Scan the data below. Pull out each line where "text" occurs.

[START Records supplied]

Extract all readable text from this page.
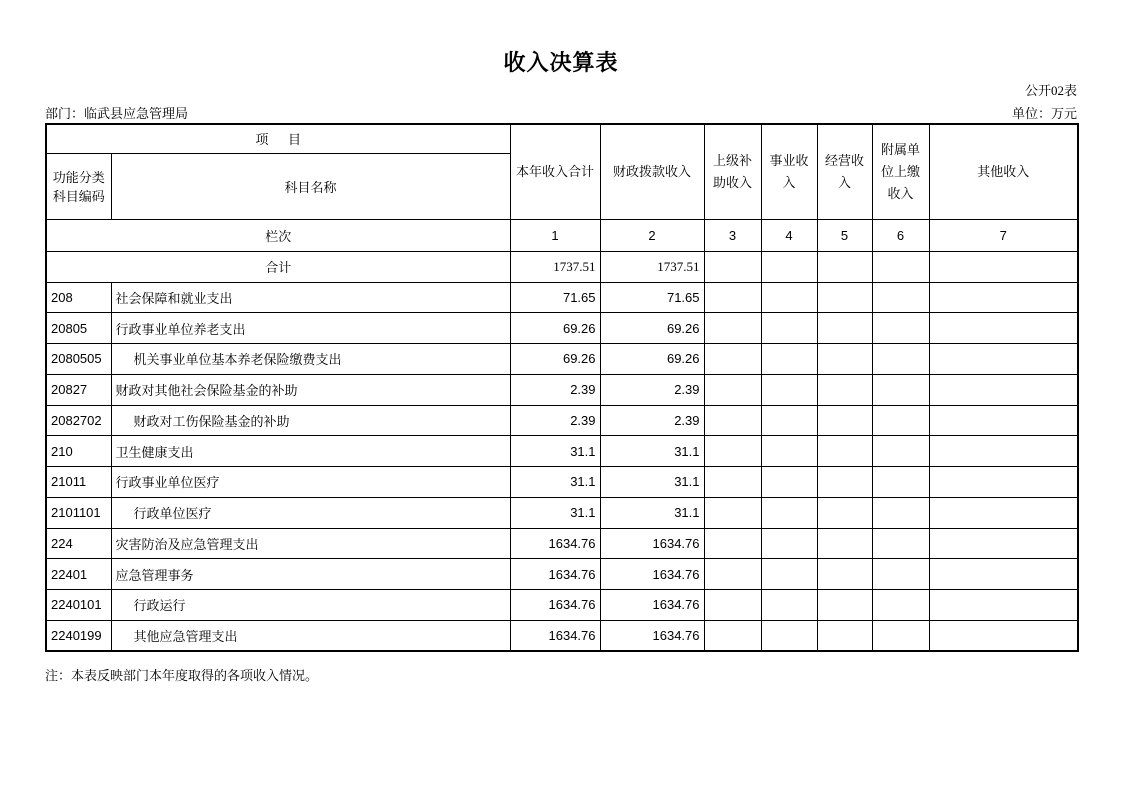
收入决算表
公开02表
部门：临武县应急管理局	单位：万元
项      目		本年收入合计	财政拨款收入	上级补助收入	事业收入	经营收入	附属单位上缴收入	其他收入

功能分类
科目编码	科目名称							
栏次		1	2	3	4	5	6	7
合计		1737.51	1737.51					
208	社会保障和就业支出	71.65	71.65					
20805	行政事业单位养老支出	69.26	69.26					
2080505	机关事业单位基本养老保险缴费支出	69.26	69.26					
20827	财政对其他社会保险基金的补助	2.39	2.39					
2082702	财政对工伤保险基金的补助	2.39	2.39					
210	卫生健康支出	31.1	31.1					
21011	行政事业单位医疗	31.1	31.1					
2101101	行政单位医疗	31.1	31.1					
224	灾害防治及应急管理支出	1634.76	1634.76					
22401	应急管理事务	1634.76	1634.76					
2240101	行政运行	1634.76	1634.76					
2240199	其他应急管理支出	1634.76	1634.76					
注：本表反映部门本年度取得的各项收入情况。
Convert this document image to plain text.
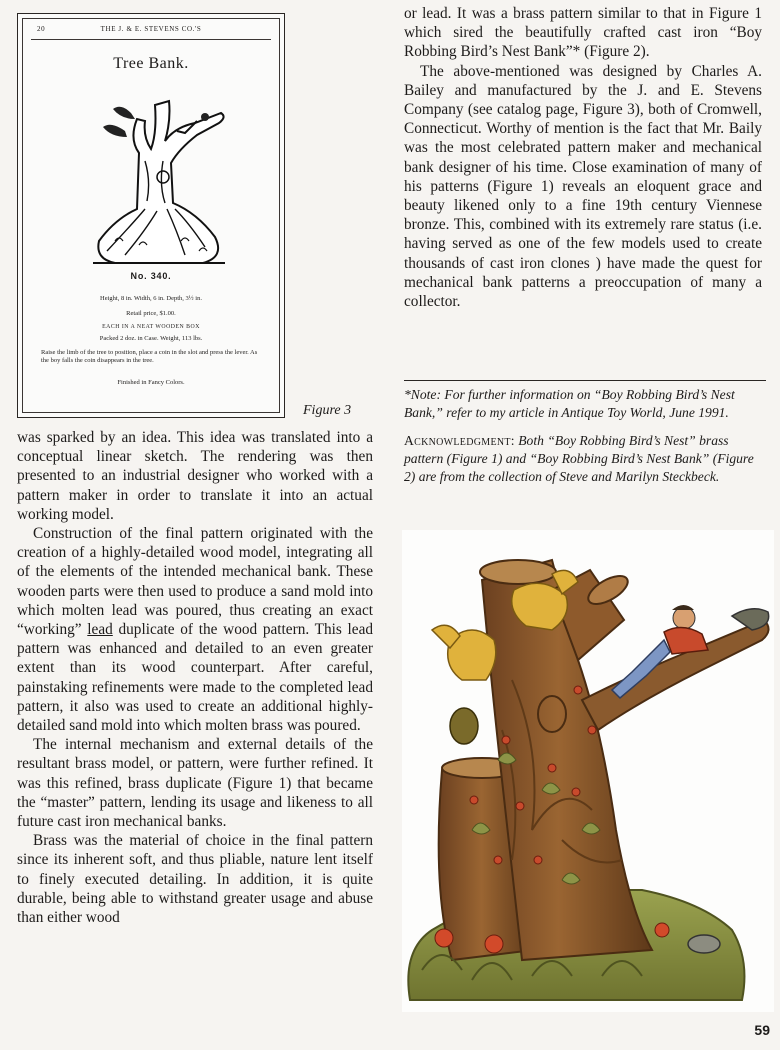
20	THE J. & E. STEVENS CO.'S
Tree Bank.
No. 340.
Height, 8 in. Width, 6 in. Depth, 3½ in.
Retail price, $1.00.
EACH IN A NEAT WOODEN BOX
Packed 2 doz. in Case. Weight, 113 lbs.
Raise the limb of the tree to position, place a coin in the slot and press the lever. As the boy falls the coin disappears in the tree.
Finished in Fancy Colors.
Figure 3

was sparked by an idea. This idea was translated into a conceptual linear sketch. The rendering was then presented to an industrial designer who worked with a pattern maker in order to translate it into an actual working model.

Construction of the final pattern originated with the creation of a highly-detailed wood model, integrating all of the elements of the intended mechanical bank. These wooden parts were then used to produce a sand mold into which molten lead was poured, thus creating an exact “working” lead duplicate of the wood pattern. This lead pattern was enhanced and detailed to an even greater extent than its wood counterpart. After careful, painstaking refinements were made to the completed lead pattern, it also was used to create an additional highly-detailed sand mold into which molten brass was poured.

The internal mechanism and external details of the resultant brass model, or pattern, were further refined. It was this refined, brass duplicate (Figure 1) that became the “master” pattern, lending its usage and likeness to all future cast iron mechanical banks.

Brass was the material of choice in the final pattern since its inherent soft, and thus pliable, nature lent itself to finely executed detailing. In addition, it is quite durable, being able to withstand greater usage and abuse than either wood

or lead. It was a brass pattern similar to that in Figure 1 which sired the beautifully crafted cast iron “Boy Robbing Bird’s Nest Bank”* (Figure 2).

The above-mentioned was designed by Charles A. Bailey and manufactured by the J. and E. Stevens Company (see catalog page, Figure 3), both of Cromwell, Connecticut. Worthy of mention is the fact that Mr. Baily was the most celebrated pattern maker and mechanical bank designer of his time. Close examination of many of his patterns (Figure 1) reveals an eloquent grace and beauty likened only to a fine 19th century Viennese bronze. This, combined with its extremely rare status (i.e. having served as one of the few models used to create thousands of cast iron clones ) have made the quest for mechanical bank patterns a preoccupation of many a collector.

*Note: For further information on “Boy Robbing Bird’s Nest Bank,” refer to my article in Antique Toy World, June 1991.

Acknowledgment: Both “Boy Robbing Bird’s Nest” brass pattern (Figure 1) and “Boy Robbing Bird’s Nest Bank” (Figure 2) are from the collection of Steve and Marilyn Steckbeck.

59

[END Records supplied]

Answer for this exercise →
Extract all readable text from this page.
Convert this document image to plain text.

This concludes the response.